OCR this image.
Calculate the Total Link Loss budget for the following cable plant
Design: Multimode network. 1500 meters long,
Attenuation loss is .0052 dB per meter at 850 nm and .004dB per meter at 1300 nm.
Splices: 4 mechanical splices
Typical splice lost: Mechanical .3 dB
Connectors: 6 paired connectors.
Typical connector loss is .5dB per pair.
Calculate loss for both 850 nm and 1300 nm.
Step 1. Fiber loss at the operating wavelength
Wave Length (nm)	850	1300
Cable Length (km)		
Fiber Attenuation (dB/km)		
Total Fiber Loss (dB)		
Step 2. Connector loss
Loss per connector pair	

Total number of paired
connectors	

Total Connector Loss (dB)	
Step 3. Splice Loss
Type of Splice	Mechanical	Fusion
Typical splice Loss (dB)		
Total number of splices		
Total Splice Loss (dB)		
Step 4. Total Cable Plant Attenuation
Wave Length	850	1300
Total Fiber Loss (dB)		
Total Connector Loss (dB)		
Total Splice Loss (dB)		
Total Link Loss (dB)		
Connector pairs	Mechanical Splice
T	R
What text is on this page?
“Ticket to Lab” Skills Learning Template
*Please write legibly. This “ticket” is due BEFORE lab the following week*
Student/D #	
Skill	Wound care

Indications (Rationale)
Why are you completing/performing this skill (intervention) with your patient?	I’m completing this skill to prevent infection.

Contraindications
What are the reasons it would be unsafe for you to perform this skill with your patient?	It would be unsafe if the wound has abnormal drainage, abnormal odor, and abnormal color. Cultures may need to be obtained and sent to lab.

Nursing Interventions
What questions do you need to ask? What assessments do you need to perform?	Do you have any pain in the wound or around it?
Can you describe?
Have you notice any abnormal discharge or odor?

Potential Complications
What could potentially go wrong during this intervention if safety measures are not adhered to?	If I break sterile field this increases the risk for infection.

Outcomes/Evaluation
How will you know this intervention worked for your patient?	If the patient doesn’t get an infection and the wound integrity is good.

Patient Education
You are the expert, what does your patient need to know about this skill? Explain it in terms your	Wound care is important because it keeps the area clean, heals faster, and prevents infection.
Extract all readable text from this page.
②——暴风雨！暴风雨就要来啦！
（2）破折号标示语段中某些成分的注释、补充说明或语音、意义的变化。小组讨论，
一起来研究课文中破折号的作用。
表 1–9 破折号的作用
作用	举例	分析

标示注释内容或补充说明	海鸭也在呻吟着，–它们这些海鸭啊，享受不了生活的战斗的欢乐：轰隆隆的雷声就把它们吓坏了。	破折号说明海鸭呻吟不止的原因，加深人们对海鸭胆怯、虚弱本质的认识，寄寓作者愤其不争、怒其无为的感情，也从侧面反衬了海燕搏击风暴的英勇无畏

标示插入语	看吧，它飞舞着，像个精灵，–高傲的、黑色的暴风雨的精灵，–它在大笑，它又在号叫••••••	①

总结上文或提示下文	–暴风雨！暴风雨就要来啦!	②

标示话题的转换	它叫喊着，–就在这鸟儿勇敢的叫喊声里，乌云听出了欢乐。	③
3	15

——————

Return all the data exactly as given.

OCR this image.
Calculate the Total Link Loss budget for the following cable plant
Design: Multimode network. 1500 meters long,
Attenuation loss is .0052 dB per meter at 850 nm and .004dB per meter at 1300 nm.
Splices: 4 mechanical splices
Typical splice lost: Mechanical .3 dB
Connectors: 6 paired connectors.
Typical connector loss is .5dB per pair.
Calculate loss for both 850 nm and 1300 nm.
Step 1. Fiber loss at the operating wavelength
Wave Length (nm)	850	1300
Cable Length (km)		
Fiber Attenuation (dB/km)		
Total Fiber Loss (dB)		
Step 2. Connector loss
Loss per connector pair	

Total number of paired
connectors	

Total Connector Loss (dB)	
Step 3. Splice Loss
Type of Splice	Mechanical	Fusion
Typical splice Loss (dB)		
Total number of splices		
Total Splice Loss (dB)		
Step 4. Total Cable Plant Attenuation
Wave Length	850	1300
Total Fiber Loss (dB)		
Total Connector Loss (dB)		
Total Splice Loss (dB)		
Total Link Loss (dB)		
Connector pairs	Mechanical Splice
T	R
What text is on this page?
“Ticket to Lab” Skills Learning Template
*Please write legibly. This “ticket” is due BEFORE lab the following week*
Student/D #	
Skill	Wound care

Indications (Rationale)
Why are you completing/performing this skill (intervention) with your patient?	I’m completing this skill to prevent infection.

Contraindications
What are the reasons it would be unsafe for you to perform this skill with your patient?	It would be unsafe if the wound has abnormal drainage, abnormal odor, and abnormal color. Cultures may need to be obtained and sent to lab.

Nursing Interventions
What questions do you need to ask? What assessments do you need to perform?	Do you have any pain in the wound or around it?
Can you describe?
Have you notice any abnormal discharge or odor?

Potential Complications
What could potentially go wrong during this intervention if safety measures are not adhered to?	If I break sterile field this increases the risk for infection.

Outcomes/Evaluation
How will you know this intervention worked for your patient?	If the patient doesn’t get an infection and the wound integrity is good.

Patient Education
You are the expert, what does your patient need to know about this skill? Explain it in terms your	Wound care is important because it keeps the area clean, heals faster, and prevents infection.
Extract all readable text from this page.
②——暴风雨！暴风雨就要来啦！
（2）破折号标示语段中某些成分的注释、补充说明或语音、意义的变化。小组讨论，
一起来研究课文中破折号的作用。
表 1–9 破折号的作用
作用	举例	分析

标示注释内容或补充说明	海鸭也在呻吟着，–它们这些海鸭啊，享受不了生活的战斗的欢乐：轰隆隆的雷声就把它们吓坏了。	破折号说明海鸭呻吟不止的原因，加深人们对海鸭胆怯、虚弱本质的认识，寄寓作者愤其不争、怒其无为的感情，也从侧面反衬了海燕搏击风暴的英勇无畏

标示插入语	看吧，它飞舞着，像个精灵，–高傲的、黑色的暴风雨的精灵，–它在大笑，它又在号叫••••••	①

总结上文或提示下文	–暴风雨！暴风雨就要来啦!	②

标示话题的转换	它叫喊着，–就在这鸟儿勇敢的叫喊声里，乌云听出了欢乐。	③
3	15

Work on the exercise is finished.